TO BE DONE:
Find how many lines in the material contain "right"; your answer should be that number alone.

[Collected data]
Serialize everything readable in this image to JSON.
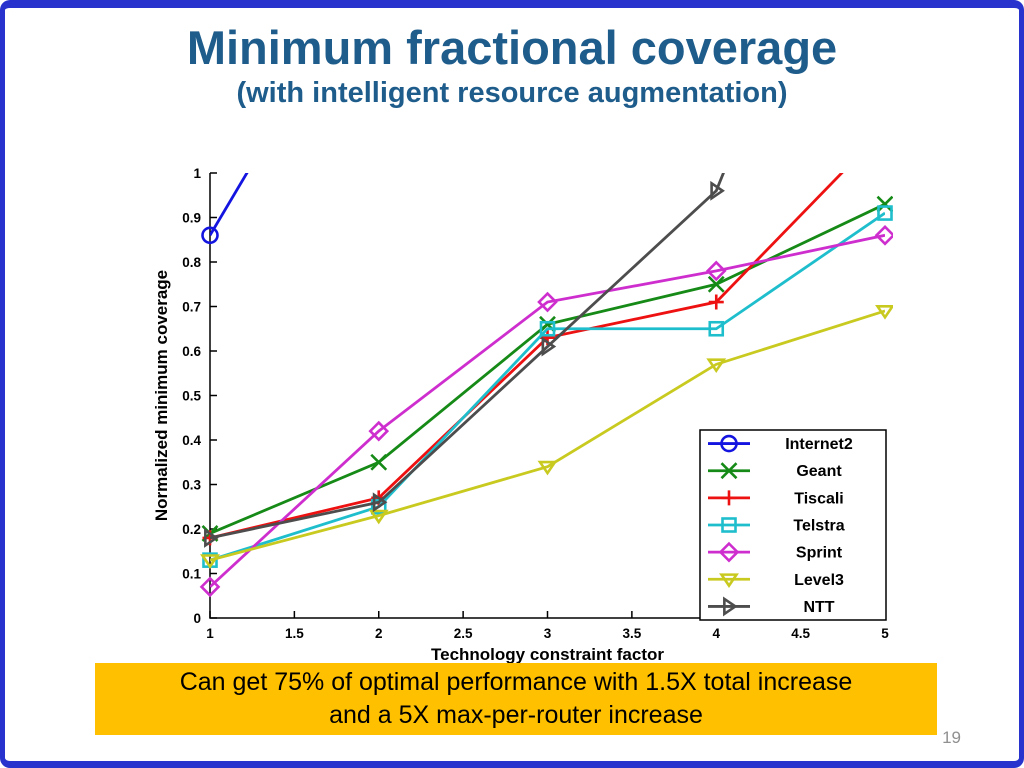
{
  "slide": {
    "title": "Minimum fractional coverage",
    "subtitle": "(with intelligent resource augmentation)",
    "banner_line1": "Can get 75% of optimal performance with 1.5X total increase",
    "banner_line2": "and a 5X max-per-router increase",
    "page_number": "19",
    "colors": {
      "title_text": "#1E5C8B",
      "banner_bg": "#FFC000",
      "frame_border": "#2733CC"
    }
  },
  "chart_data": {
    "type": "line",
    "title": "",
    "xlabel": "Technology constraint factor",
    "ylabel": "Normalized minimum coverage",
    "xlim": [
      1,
      5
    ],
    "ylim": [
      0,
      1
    ],
    "xticks": [
      1,
      1.5,
      2,
      2.5,
      3,
      3.5,
      4,
      4.5,
      5
    ],
    "yticks": [
      0,
      0.1,
      0.2,
      0.3,
      0.4,
      0.5,
      0.6,
      0.7,
      0.8,
      0.9,
      1
    ],
    "grid": false,
    "legend_position": "inside lower right",
    "clip_note": "y values above 1 are clipped at the top axis",
    "series": [
      {
        "name": "Internet2",
        "color": "#1414E0",
        "marker": "circle",
        "x": [
          1,
          2
        ],
        "y": [
          0.86,
          1.5
        ]
      },
      {
        "name": "Geant",
        "color": "#168A16",
        "marker": "x",
        "x": [
          1,
          2,
          3,
          4,
          5
        ],
        "y": [
          0.19,
          0.35,
          0.66,
          0.75,
          0.93
        ]
      },
      {
        "name": "Tiscali",
        "color": "#EE1111",
        "marker": "plus",
        "x": [
          1,
          2,
          3,
          4,
          5
        ],
        "y": [
          0.18,
          0.27,
          0.63,
          0.71,
          1.1
        ]
      },
      {
        "name": "Telstra",
        "color": "#1FBECD",
        "marker": "square",
        "x": [
          1,
          2,
          3,
          4,
          5
        ],
        "y": [
          0.13,
          0.25,
          0.65,
          0.65,
          0.91
        ]
      },
      {
        "name": "Sprint",
        "color": "#CE2ECE",
        "marker": "diamond",
        "x": [
          1,
          2,
          3,
          4,
          5
        ],
        "y": [
          0.07,
          0.42,
          0.71,
          0.78,
          0.86
        ]
      },
      {
        "name": "Level3",
        "color": "#C9CA20",
        "marker": "triangle-down",
        "x": [
          1,
          2,
          3,
          4,
          5
        ],
        "y": [
          0.13,
          0.23,
          0.34,
          0.57,
          0.69
        ]
      },
      {
        "name": "NTT",
        "color": "#4D4D4D",
        "marker": "triangle-right",
        "x": [
          1,
          2,
          3,
          4,
          5
        ],
        "y": [
          0.18,
          0.26,
          0.61,
          0.96,
          1.9
        ]
      }
    ]
  }
}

SOLUTION:
2